_Requirements_
Reproduce all of the data word for word.

_Data entries for graphics_
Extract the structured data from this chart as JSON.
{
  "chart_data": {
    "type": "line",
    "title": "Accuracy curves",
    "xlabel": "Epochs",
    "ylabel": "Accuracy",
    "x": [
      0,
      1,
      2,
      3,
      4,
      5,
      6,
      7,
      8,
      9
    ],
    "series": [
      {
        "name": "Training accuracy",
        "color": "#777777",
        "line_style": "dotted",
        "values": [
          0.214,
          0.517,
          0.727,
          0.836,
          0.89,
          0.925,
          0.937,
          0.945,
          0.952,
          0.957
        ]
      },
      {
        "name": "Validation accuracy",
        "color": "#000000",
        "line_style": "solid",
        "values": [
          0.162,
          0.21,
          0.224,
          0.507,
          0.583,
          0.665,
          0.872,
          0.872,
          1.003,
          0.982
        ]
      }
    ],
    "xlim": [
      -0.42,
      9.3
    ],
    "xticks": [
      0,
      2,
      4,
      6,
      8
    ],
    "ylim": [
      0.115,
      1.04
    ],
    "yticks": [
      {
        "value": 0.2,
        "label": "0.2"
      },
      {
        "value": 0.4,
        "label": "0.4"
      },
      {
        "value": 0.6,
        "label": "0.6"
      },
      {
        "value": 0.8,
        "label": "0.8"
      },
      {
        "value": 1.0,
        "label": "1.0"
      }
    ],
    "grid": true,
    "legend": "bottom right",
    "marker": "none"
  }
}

_Correct answer_
Extract the structured data from this chart as JSON.
{
  "chart_data": {
    "type": "line",
    "title": "Accuracy curves",
    "xlabel": "Epochs",
    "ylabel": "Accuracy",
    "x": [
      0,
      1,
      2,
      3,
      4,
      5,
      6,
      7,
      8,
      9
    ],
    "series": [
      {
        "name": "Training accuracy",
        "color": "#777777",
        "line_style": "dotted",
        "values": [
          0.214,
          0.517,
          0.727,
          0.836,
          0.89,
          0.925,
          0.937,
          0.945,
          0.952,
          0.957
        ]
      },
      {
        "name": "Validation accuracy",
        "color": "#000000",
        "line_style": "solid",
        "values": [
          0.162,
          0.21,
          0.224,
          0.507,
          0.583,
          0.665,
          0.872,
          0.872,
          1.003,
          0.982
        ]
      }
    ],
    "xlim": [
      -0.42,
      9.3
    ],
    "xticks": [
      0,
      2,
      4,
      6,
      8
    ],
    "ylim": [
      0.115,
      1.04
    ],
    "yticks": [
      {
        "value": 0.2,
        "label": "0.2"
      },
      {
        "value": 0.4,
        "label": "0.4"
      },
      {
        "value": 0.6,
        "label": "0.6"
      },
      {
        "value": 0.8,
        "label": "0.8"
      },
      {
        "value": 1.0,
        "label": "1.0"
      }
    ],
    "grid": true,
    "legend": "bottom right",
    "marker": "none"
  }
}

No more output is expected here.